▶ **ARTICLE**
───

Requires 4MB RAM cartridge


2D Beat'em up

Without beating around the bush, Vampire Saviour is a superb game. The Saturn version benefits once more from the 4-Meg cart and the extra memory has certainly been used to excellent effect. On a basic Saturn it is possible that a version of this game could have been released, albeit one with drastic animation cuts, frequent slow-down and horrendous loading-times between bouts. However, with the actual cart in place, Vampire Saviour is a very tasty proposition indeed. The front-end is typically polished, very professional looking. A word of warning, however. This game isn't quite as accessible as it's predecessor, X-Men Versus Streetfighter, in the short-term. The overall mood of these two games is very different. Vampire Saviour has a somewhat darker and sombre feeling, which I personally appreciate, but others may be slightly put-off to begin with. I urge you to persevere with this game though, once you've played it for a while and become accustomed to the different combo-system and methods of activating special-moves, you'll seen realise that Capcom have come up trumps once more and produced arguably the best beat-em-up on the Saturn. Staunch fans of Virtua Fighter 2 will doubtlessly disagree with me on this one, but this is a title that will not disappoint the vast majority, I'm sure. The graphics are absolutely beautiful. Huge, demonic sprites bound around the screen at a very quick rate, producing some of the most weird and wonderful moves ever witnessed in a video game. I would say that these visuals just have the edge over XSF, but that's only personal opinion. After seeing Ryu and the boys for so long over the years, Vampire Saviour's style is a breath of fresh air, and a welcome one at that. If anything, the loading-times here are a shade quicker than those in XSF, barely noticeable at all in fact.

───

▶ **INFORMATION SUPPLIED**
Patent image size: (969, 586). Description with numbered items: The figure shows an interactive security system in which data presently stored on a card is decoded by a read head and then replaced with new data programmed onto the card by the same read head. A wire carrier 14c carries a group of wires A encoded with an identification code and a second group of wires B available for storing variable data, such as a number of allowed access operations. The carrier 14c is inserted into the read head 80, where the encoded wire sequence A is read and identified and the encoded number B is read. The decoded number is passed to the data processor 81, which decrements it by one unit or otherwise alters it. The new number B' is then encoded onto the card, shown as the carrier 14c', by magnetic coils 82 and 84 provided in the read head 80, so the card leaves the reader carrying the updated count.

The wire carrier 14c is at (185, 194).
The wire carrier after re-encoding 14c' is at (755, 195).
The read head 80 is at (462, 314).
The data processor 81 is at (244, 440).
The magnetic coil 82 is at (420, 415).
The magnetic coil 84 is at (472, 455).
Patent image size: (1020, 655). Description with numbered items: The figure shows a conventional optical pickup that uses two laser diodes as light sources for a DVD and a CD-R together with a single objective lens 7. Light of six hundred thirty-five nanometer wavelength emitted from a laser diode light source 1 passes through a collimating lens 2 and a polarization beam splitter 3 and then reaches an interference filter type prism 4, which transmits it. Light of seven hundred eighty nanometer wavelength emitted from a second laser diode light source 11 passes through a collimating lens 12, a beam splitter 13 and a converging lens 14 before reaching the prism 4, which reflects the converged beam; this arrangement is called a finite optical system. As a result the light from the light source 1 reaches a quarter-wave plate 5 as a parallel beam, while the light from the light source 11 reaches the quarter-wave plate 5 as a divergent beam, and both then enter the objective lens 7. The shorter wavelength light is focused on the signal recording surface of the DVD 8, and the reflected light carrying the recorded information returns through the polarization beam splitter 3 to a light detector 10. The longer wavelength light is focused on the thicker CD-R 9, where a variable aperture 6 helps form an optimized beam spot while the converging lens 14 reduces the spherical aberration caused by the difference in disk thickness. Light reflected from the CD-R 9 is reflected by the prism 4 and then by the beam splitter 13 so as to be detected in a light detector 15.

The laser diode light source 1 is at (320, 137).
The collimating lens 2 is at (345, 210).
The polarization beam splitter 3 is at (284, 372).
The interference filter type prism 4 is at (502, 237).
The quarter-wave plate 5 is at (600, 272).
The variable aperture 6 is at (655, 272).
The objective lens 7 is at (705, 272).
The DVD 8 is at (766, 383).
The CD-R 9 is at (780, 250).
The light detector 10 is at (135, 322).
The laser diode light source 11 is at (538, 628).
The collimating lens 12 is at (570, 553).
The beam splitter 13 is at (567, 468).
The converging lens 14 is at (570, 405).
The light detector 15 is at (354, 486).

───

Write a three-sentence summary of the Vampire Saviour review.

▶ **OUTPUT OF THE TASK**
The review calls Vampire Saviour a superb game whose Saturn version makes excellent use of the extra memory from the 4-Meg cartridge. It warns that the game is less accessible in the short term than X-Men Versus Streetfighter and has a darker, more sombre mood, but it urges players to persevere, calling it arguably the best beat-em-up on the Saturn. It praises the graphics as absolutely beautiful, with huge, demonic sprites, and notes that the loading times are a shade quicker than those in X-Men Versus Streetfighter.